>> start Provided entries

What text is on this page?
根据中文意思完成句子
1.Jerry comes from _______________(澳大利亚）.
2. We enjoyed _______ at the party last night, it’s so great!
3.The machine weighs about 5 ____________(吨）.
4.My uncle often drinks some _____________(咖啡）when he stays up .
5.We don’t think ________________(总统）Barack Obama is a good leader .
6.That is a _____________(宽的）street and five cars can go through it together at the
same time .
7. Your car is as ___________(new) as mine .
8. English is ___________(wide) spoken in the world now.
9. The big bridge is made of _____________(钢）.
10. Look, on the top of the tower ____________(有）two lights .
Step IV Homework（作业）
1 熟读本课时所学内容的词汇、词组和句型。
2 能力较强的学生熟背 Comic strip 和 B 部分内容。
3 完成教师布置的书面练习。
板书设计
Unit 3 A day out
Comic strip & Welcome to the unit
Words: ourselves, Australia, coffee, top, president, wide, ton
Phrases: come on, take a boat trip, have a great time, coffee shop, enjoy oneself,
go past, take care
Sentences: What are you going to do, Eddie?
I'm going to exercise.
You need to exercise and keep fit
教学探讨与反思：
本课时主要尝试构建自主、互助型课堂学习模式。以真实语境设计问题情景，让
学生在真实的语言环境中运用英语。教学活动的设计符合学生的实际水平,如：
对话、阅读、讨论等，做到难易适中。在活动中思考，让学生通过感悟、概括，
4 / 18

>> end Provided entries

# Exercise directions
Write down the full listing again, exactly.

# Result of this task
What text is on this page?
根据中文意思完成句子
1.Jerry comes from _______________(澳大利亚）.
2. We enjoyed _______ at the party last night, it’s so great!
3.The machine weighs about 5 ____________(吨）.
4.My uncle often drinks some _____________(咖啡）when he stays up .
5.We don’t think ________________(总统）Barack Obama is a good leader .
6.That is a _____________(宽的）street and five cars can go through it together at the
same time .
7. Your car is as ___________(new) as mine .
8. English is ___________(wide) spoken in the world now.
9. The big bridge is made of _____________(钢）.
10. Look, on the top of the tower ____________(有）two lights .
Step IV Homework（作业）
1 熟读本课时所学内容的词汇、词组和句型。
2 能力较强的学生熟背 Comic strip 和 B 部分内容。
3 完成教师布置的书面练习。
板书设计
Unit 3 A day out
Comic strip & Welcome to the unit
Words: ourselves, Australia, coffee, top, president, wide, ton
Phrases: come on, take a boat trip, have a great time, coffee shop, enjoy oneself,
go past, take care
Sentences: What are you going to do, Eddie?
I'm going to exercise.
You need to exercise and keep fit
教学探讨与反思：
本课时主要尝试构建自主、互助型课堂学习模式。以真实语境设计问题情景，让
学生在真实的语言环境中运用英语。教学活动的设计符合学生的实际水平,如：
对话、阅读、讨论等，做到难易适中。在活动中思考，让学生通过感悟、概括，
4 / 18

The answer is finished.